== Problem to work on ==
Keep the images out and copy every entry below exactly.

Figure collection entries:

* begin *

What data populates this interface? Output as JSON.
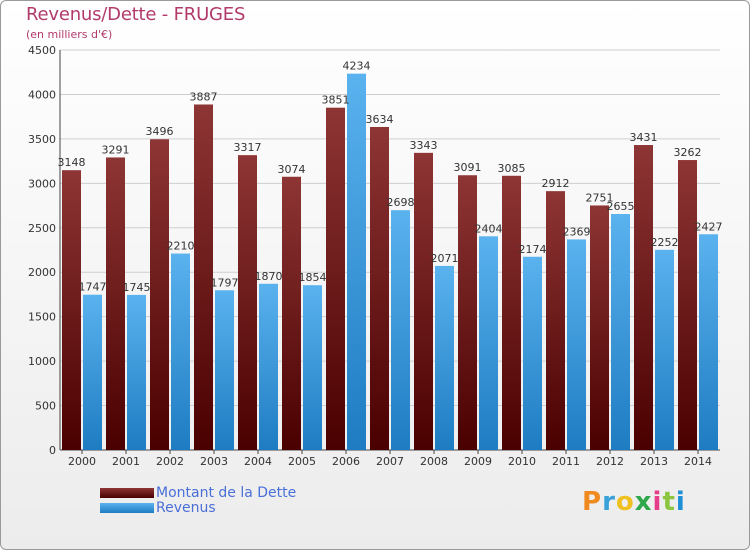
{
  "chart_data": {
    "type": "bar",
    "title": "Revenus/Dette - FRUGES",
    "subtitle": "(en milliers d'€)",
    "categories": [
      "2000",
      "2001",
      "2002",
      "2003",
      "2004",
      "2005",
      "2006",
      "2007",
      "2008",
      "2009",
      "2010",
      "2011",
      "2012",
      "2013",
      "2014"
    ],
    "series": [
      {
        "name": "Montant de la Dette",
        "color": "#7a1f1f",
        "values": [
          3148,
          3291,
          3496,
          3887,
          3317,
          3074,
          3851,
          3634,
          3343,
          3091,
          3085,
          2912,
          2751,
          3431,
          3262
        ]
      },
      {
        "name": "Revenus",
        "color": "#3d9be0",
        "values": [
          1747,
          1745,
          2210,
          1797,
          1870,
          1854,
          4234,
          2698,
          2071,
          2404,
          2174,
          2369,
          2655,
          2252,
          2427
        ]
      }
    ],
    "ylim": [
      0,
      4500
    ],
    "yticks": [
      0,
      500,
      1000,
      1500,
      2000,
      2500,
      3000,
      3500,
      4000,
      4500
    ],
    "grid": true,
    "legend_position": "bottom-left"
  },
  "logo": {
    "text": "Proxiti",
    "letter_colors": [
      "#f08a1f",
      "#3aa0d8",
      "#f0c020",
      "#2ea84a",
      "#e63d8a",
      "#8cc63f",
      "#1f8fd6"
    ]
  }
}
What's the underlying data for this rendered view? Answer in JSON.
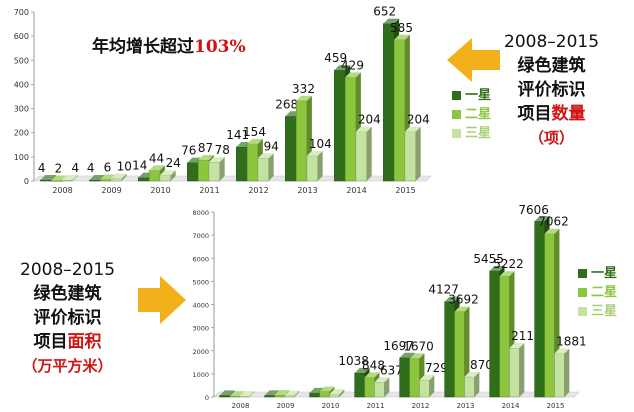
{
  "colors": {
    "star1": "#2f6e1b",
    "star2": "#8cc63f",
    "star3": "#c4e3a0",
    "highlight": "#d01414",
    "arrow": "#f2b11b"
  },
  "chart_data": [
    {
      "type": "bar",
      "categories": [
        "2008",
        "2009",
        "2010",
        "2011",
        "2012",
        "2013",
        "2014",
        "2015"
      ],
      "series": [
        {
          "name": "一星",
          "values": [
            4,
            4,
            14,
            76,
            141,
            268,
            459,
            652
          ]
        },
        {
          "name": "二星",
          "values": [
            2,
            6,
            44,
            87,
            154,
            332,
            429,
            585
          ]
        },
        {
          "name": "三星",
          "values": [
            4,
            10,
            24,
            78,
            94,
            104,
            204,
            204
          ]
        }
      ],
      "yticks": [
        "0",
        "100",
        "200",
        "300",
        "400",
        "500",
        "600",
        "700"
      ],
      "ylim": [
        0,
        700
      ],
      "headline": "年均增长超过",
      "headline_pct": "103%",
      "side_year": "2008–2015",
      "side_line1": "绿色建筑",
      "side_line2": "评价标识",
      "side_line3a": "项目",
      "side_line3b": "数量",
      "side_unit": "（项）",
      "legend_position": "right",
      "grid": false
    },
    {
      "type": "bar",
      "categories": [
        "2008",
        "2009",
        "2010",
        "2011",
        "2012",
        "2013",
        "2014",
        "2015"
      ],
      "series": [
        {
          "name": "一星",
          "values": [
            null,
            null,
            null,
            1038,
            1697,
            4127,
            5455,
            7606
          ]
        },
        {
          "name": "二星",
          "values": [
            null,
            null,
            null,
            848,
            1670,
            3692,
            5222,
            7062
          ]
        },
        {
          "name": "三星",
          "values": [
            null,
            null,
            null,
            637,
            729,
            870,
            2119,
            1881
          ]
        }
      ],
      "approx_small": [
        [
          70,
          40,
          40
        ],
        [
          70,
          80,
          60
        ],
        [
          180,
          230,
          120
        ]
      ],
      "yticks": [
        "0",
        "1000",
        "2000",
        "3000",
        "4000",
        "5000",
        "6000",
        "7000",
        "8000"
      ],
      "ylim": [
        0,
        8000
      ],
      "side_year": "2008–2015",
      "side_line1": "绿色建筑",
      "side_line2": "评价标识",
      "side_line3a": "项目",
      "side_line3b": "面积",
      "side_unit": "（万平方米）",
      "legend_position": "right",
      "grid": false
    }
  ]
}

* end *

== Exercise solution ==
What data populates this interface? Output as JSON.
{
  "chart_data": {
    "type": "bar",
    "title": "Revenus/Dette - FRUGES",
    "subtitle": "(en milliers d'€)",
    "categories": [
      "2000",
      "2001",
      "2002",
      "2003",
      "2004",
      "2005",
      "2006",
      "2007",
      "2008",
      "2009",
      "2010",
      "2011",
      "2012",
      "2013",
      "2014"
    ],
    "series": [
      {
        "name": "Montant de la Dette",
        "color": "#7a1f1f",
        "values": [
          3148,
          3291,
          3496,
          3887,
          3317,
          3074,
          3851,
          3634,
          3343,
          3091,
          3085,
          2912,
          2751,
          3431,
          3262
        ]
      },
      {
        "name": "Revenus",
        "color": "#3d9be0",
        "values": [
          1747,
          1745,
          2210,
          1797,
          1870,
          1854,
          4234,
          2698,
          2071,
          2404,
          2174,
          2369,
          2655,
          2252,
          2427
        ]
      }
    ],
    "ylim": [
      0,
      4500
    ],
    "yticks": [
      0,
      500,
      1000,
      1500,
      2000,
      2500,
      3000,
      3500,
      4000,
      4500
    ],
    "grid": true,
    "legend_position": "bottom-left"
  },
  "logo": {
    "text": "Proxiti",
    "letter_colors": [
      "#f08a1f",
      "#3aa0d8",
      "#f0c020",
      "#2ea84a",
      "#e63d8a",
      "#8cc63f",
      "#1f8fd6"
    ]
  }
}
What's the underlying data for this rendered view? Answer in JSON.
{
  "colors": {
    "star1": "#2f6e1b",
    "star2": "#8cc63f",
    "star3": "#c4e3a0",
    "highlight": "#d01414",
    "arrow": "#f2b11b"
  },
  "chart_data": [
    {
      "type": "bar",
      "categories": [
        "2008",
        "2009",
        "2010",
        "2011",
        "2012",
        "2013",
        "2014",
        "2015"
      ],
      "series": [
        {
          "name": "一星",
          "values": [
            4,
            4,
            14,
            76,
            141,
            268,
            459,
            652
          ]
        },
        {
          "name": "二星",
          "values": [
            2,
            6,
            44,
            87,
            154,
            332,
            429,
            585
          ]
        },
        {
          "name": "三星",
          "values": [
            4,
            10,
            24,
            78,
            94,
            104,
            204,
            204
          ]
        }
      ],
      "yticks": [
        "0",
        "100",
        "200",
        "300",
        "400",
        "500",
        "600",
        "700"
      ],
      "ylim": [
        0,
        700
      ],
      "headline": "年均增长超过",
      "headline_pct": "103%",
      "side_year": "2008–2015",
      "side_line1": "绿色建筑",
      "side_line2": "评价标识",
      "side_line3a": "项目",
      "side_line3b": "数量",
      "side_unit": "（项）",
      "legend_position": "right",
      "grid": false
    },
    {
      "type": "bar",
      "categories": [
        "2008",
        "2009",
        "2010",
        "2011",
        "2012",
        "2013",
        "2014",
        "2015"
      ],
      "series": [
        {
          "name": "一星",
          "values": [
            null,
            null,
            null,
            1038,
            1697,
            4127,
            5455,
            7606
          ]
        },
        {
          "name": "二星",
          "values": [
            null,
            null,
            null,
            848,
            1670,
            3692,
            5222,
            7062
          ]
        },
        {
          "name": "三星",
          "values": [
            null,
            null,
            null,
            637,
            729,
            870,
            2119,
            1881
          ]
        }
      ],
      "approx_small": [
        [
          70,
          40,
          40
        ],
        [
          70,
          80,
          60
        ],
        [
          180,
          230,
          120
        ]
      ],
      "yticks": [
        "0",
        "1000",
        "2000",
        "3000",
        "4000",
        "5000",
        "6000",
        "7000",
        "8000"
      ],
      "ylim": [
        0,
        8000
      ],
      "side_year": "2008–2015",
      "side_line1": "绿色建筑",
      "side_line2": "评价标识",
      "side_line3a": "项目",
      "side_line3b": "面积",
      "side_unit": "（万平方米）",
      "legend_position": "right",
      "grid": false
    }
  ]
}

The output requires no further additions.